[Collection entries]
#####

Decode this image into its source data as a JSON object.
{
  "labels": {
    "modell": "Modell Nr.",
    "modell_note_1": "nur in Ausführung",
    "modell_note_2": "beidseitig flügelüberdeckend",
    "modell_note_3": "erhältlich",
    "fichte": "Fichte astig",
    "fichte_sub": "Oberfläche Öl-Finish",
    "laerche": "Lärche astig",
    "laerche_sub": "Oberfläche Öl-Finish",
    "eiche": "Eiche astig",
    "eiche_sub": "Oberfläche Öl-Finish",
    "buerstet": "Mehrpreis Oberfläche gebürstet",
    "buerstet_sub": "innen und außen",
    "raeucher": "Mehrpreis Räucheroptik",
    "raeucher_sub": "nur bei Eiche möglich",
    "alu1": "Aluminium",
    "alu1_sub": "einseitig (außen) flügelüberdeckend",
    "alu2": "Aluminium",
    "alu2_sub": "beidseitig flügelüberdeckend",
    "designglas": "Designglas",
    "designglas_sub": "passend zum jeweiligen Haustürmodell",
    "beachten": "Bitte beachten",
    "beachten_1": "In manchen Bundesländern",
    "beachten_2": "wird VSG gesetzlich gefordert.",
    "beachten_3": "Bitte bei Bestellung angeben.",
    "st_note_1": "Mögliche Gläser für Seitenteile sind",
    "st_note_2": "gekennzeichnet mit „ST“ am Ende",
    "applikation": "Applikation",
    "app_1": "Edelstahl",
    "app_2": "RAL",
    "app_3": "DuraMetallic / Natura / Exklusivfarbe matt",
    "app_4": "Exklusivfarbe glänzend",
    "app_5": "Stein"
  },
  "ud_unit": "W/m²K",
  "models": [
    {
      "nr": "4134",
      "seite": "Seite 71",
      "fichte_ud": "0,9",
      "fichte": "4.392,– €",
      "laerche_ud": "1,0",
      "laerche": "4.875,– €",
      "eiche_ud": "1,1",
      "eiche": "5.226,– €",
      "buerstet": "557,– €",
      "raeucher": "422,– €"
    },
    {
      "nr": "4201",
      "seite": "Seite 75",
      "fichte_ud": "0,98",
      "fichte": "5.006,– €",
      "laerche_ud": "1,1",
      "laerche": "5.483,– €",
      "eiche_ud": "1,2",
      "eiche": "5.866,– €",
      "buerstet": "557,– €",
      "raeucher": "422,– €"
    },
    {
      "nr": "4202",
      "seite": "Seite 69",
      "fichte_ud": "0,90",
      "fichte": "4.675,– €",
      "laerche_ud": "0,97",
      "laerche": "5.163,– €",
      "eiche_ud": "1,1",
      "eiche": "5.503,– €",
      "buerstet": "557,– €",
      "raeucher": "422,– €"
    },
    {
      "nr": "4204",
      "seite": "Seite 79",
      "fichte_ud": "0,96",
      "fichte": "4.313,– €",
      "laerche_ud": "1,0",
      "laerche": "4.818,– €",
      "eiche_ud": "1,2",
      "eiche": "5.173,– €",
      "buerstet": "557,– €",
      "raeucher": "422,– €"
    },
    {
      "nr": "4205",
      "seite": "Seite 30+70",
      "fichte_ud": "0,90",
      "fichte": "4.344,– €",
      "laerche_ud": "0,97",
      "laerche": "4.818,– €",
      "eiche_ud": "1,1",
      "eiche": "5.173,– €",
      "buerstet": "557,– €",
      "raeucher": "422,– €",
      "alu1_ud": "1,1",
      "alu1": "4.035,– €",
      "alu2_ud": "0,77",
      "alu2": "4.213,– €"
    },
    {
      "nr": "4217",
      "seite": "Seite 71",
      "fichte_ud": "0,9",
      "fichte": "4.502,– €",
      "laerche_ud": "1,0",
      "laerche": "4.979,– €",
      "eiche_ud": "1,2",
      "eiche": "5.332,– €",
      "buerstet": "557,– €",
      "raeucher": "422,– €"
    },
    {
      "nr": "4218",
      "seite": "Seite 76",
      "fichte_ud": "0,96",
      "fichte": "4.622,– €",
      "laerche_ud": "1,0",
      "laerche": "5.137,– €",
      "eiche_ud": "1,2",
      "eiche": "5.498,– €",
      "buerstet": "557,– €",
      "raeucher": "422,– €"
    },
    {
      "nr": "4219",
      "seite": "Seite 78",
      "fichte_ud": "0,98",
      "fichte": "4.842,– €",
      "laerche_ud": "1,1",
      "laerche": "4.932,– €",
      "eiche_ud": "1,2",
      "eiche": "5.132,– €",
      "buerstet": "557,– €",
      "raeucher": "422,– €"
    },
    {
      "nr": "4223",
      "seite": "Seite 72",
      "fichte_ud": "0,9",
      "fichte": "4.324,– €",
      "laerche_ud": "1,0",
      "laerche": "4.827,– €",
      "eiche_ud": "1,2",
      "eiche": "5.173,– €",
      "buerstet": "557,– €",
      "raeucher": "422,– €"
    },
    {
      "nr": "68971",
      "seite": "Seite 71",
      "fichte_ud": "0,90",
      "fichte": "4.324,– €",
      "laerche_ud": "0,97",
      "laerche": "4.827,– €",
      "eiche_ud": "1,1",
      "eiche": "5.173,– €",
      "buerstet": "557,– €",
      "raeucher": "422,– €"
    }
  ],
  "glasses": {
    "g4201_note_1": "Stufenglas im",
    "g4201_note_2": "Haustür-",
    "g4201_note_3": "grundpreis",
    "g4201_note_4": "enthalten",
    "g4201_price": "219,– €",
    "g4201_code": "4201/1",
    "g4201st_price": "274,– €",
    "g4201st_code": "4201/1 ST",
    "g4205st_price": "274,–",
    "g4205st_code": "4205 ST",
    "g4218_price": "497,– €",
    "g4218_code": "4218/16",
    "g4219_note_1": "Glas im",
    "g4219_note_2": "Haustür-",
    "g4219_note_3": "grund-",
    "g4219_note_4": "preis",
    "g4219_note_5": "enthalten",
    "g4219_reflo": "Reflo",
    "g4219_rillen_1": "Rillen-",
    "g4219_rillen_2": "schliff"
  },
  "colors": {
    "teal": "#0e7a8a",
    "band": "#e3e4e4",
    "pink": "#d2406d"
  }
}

#####

Goal | Transcribe the full listing above without leaving anything out.

Response |
Decode this image into its source data as a JSON object.
{
  "labels": {
    "modell": "Modell Nr.",
    "modell_note_1": "nur in Ausführung",
    "modell_note_2": "beidseitig flügelüberdeckend",
    "modell_note_3": "erhältlich",
    "fichte": "Fichte astig",
    "fichte_sub": "Oberfläche Öl-Finish",
    "laerche": "Lärche astig",
    "laerche_sub": "Oberfläche Öl-Finish",
    "eiche": "Eiche astig",
    "eiche_sub": "Oberfläche Öl-Finish",
    "buerstet": "Mehrpreis Oberfläche gebürstet",
    "buerstet_sub": "innen und außen",
    "raeucher": "Mehrpreis Räucheroptik",
    "raeucher_sub": "nur bei Eiche möglich",
    "alu1": "Aluminium",
    "alu1_sub": "einseitig (außen) flügelüberdeckend",
    "alu2": "Aluminium",
    "alu2_sub": "beidseitig flügelüberdeckend",
    "designglas": "Designglas",
    "designglas_sub": "passend zum jeweiligen Haustürmodell",
    "beachten": "Bitte beachten",
    "beachten_1": "In manchen Bundesländern",
    "beachten_2": "wird VSG gesetzlich gefordert.",
    "beachten_3": "Bitte bei Bestellung angeben.",
    "st_note_1": "Mögliche Gläser für Seitenteile sind",
    "st_note_2": "gekennzeichnet mit „ST“ am Ende",
    "applikation": "Applikation",
    "app_1": "Edelstahl",
    "app_2": "RAL",
    "app_3": "DuraMetallic / Natura / Exklusivfarbe matt",
    "app_4": "Exklusivfarbe glänzend",
    "app_5": "Stein"
  },
  "ud_unit": "W/m²K",
  "models": [
    {
      "nr": "4134",
      "seite": "Seite 71",
      "fichte_ud": "0,9",
      "fichte": "4.392,– €",
      "laerche_ud": "1,0",
      "laerche": "4.875,– €",
      "eiche_ud": "1,1",
      "eiche": "5.226,– €",
      "buerstet": "557,– €",
      "raeucher": "422,– €"
    },
    {
      "nr": "4201",
      "seite": "Seite 75",
      "fichte_ud": "0,98",
      "fichte": "5.006,– €",
      "laerche_ud": "1,1",
      "laerche": "5.483,– €",
      "eiche_ud": "1,2",
      "eiche": "5.866,– €",
      "buerstet": "557,– €",
      "raeucher": "422,– €"
    },
    {
      "nr": "4202",
      "seite": "Seite 69",
      "fichte_ud": "0,90",
      "fichte": "4.675,– €",
      "laerche_ud": "0,97",
      "laerche": "5.163,– €",
      "eiche_ud": "1,1",
      "eiche": "5.503,– €",
      "buerstet": "557,– €",
      "raeucher": "422,– €"
    },
    {
      "nr": "4204",
      "seite": "Seite 79",
      "fichte_ud": "0,96",
      "fichte": "4.313,– €",
      "laerche_ud": "1,0",
      "laerche": "4.818,– €",
      "eiche_ud": "1,2",
      "eiche": "5.173,– €",
      "buerstet": "557,– €",
      "raeucher": "422,– €"
    },
    {
      "nr": "4205",
      "seite": "Seite 30+70",
      "fichte_ud": "0,90",
      "fichte": "4.344,– €",
      "laerche_ud": "0,97",
      "laerche": "4.818,– €",
      "eiche_ud": "1,1",
      "eiche": "5.173,– €",
      "buerstet": "557,– €",
      "raeucher": "422,– €",
      "alu1_ud": "1,1",
      "alu1": "4.035,– €",
      "alu2_ud": "0,77",
      "alu2": "4.213,– €"
    },
    {
      "nr": "4217",
      "seite": "Seite 71",
      "fichte_ud": "0,9",
      "fichte": "4.502,– €",
      "laerche_ud": "1,0",
      "laerche": "4.979,– €",
      "eiche_ud": "1,2",
      "eiche": "5.332,– €",
      "buerstet": "557,– €",
      "raeucher": "422,– €"
    },
    {
      "nr": "4218",
      "seite": "Seite 76",
      "fichte_ud": "0,96",
      "fichte": "4.622,– €",
      "laerche_ud": "1,0",
      "laerche": "5.137,– €",
      "eiche_ud": "1,2",
      "eiche": "5.498,– €",
      "buerstet": "557,– €",
      "raeucher": "422,– €"
    },
    {
      "nr": "4219",
      "seite": "Seite 78",
      "fichte_ud": "0,98",
      "fichte": "4.842,– €",
      "laerche_ud": "1,1",
      "laerche": "4.932,– €",
      "eiche_ud": "1,2",
      "eiche": "5.132,– €",
      "buerstet": "557,– €",
      "raeucher": "422,– €"
    },
    {
      "nr": "4223",
      "seite": "Seite 72",
      "fichte_ud": "0,9",
      "fichte": "4.324,– €",
      "laerche_ud": "1,0",
      "laerche": "4.827,– €",
      "eiche_ud": "1,2",
      "eiche": "5.173,– €",
      "buerstet": "557,– €",
      "raeucher": "422,– €"
    },
    {
      "nr": "68971",
      "seite": "Seite 71",
      "fichte_ud": "0,90",
      "fichte": "4.324,– €",
      "laerche_ud": "0,97",
      "laerche": "4.827,– €",
      "eiche_ud": "1,1",
      "eiche": "5.173,– €",
      "buerstet": "557,– €",
      "raeucher": "422,– €"
    }
  ],
  "glasses": {
    "g4201_note_1": "Stufenglas im",
    "g4201_note_2": "Haustür-",
    "g4201_note_3": "grundpreis",
    "g4201_note_4": "enthalten",
    "g4201_price": "219,– €",
    "g4201_code": "4201/1",
    "g4201st_price": "274,– €",
    "g4201st_code": "4201/1 ST",
    "g4205st_price": "274,–",
    "g4205st_code": "4205 ST",
    "g4218_price": "497,– €",
    "g4218_code": "4218/16",
    "g4219_note_1": "Glas im",
    "g4219_note_2": "Haustür-",
    "g4219_note_3": "grund-",
    "g4219_note_4": "preis",
    "g4219_note_5": "enthalten",
    "g4219_reflo": "Reflo",
    "g4219_rillen_1": "Rillen-",
    "g4219_rillen_2": "schliff"
  },
  "colors": {
    "teal": "#0e7a8a",
    "band": "#e3e4e4",
    "pink": "#d2406d"
  }
}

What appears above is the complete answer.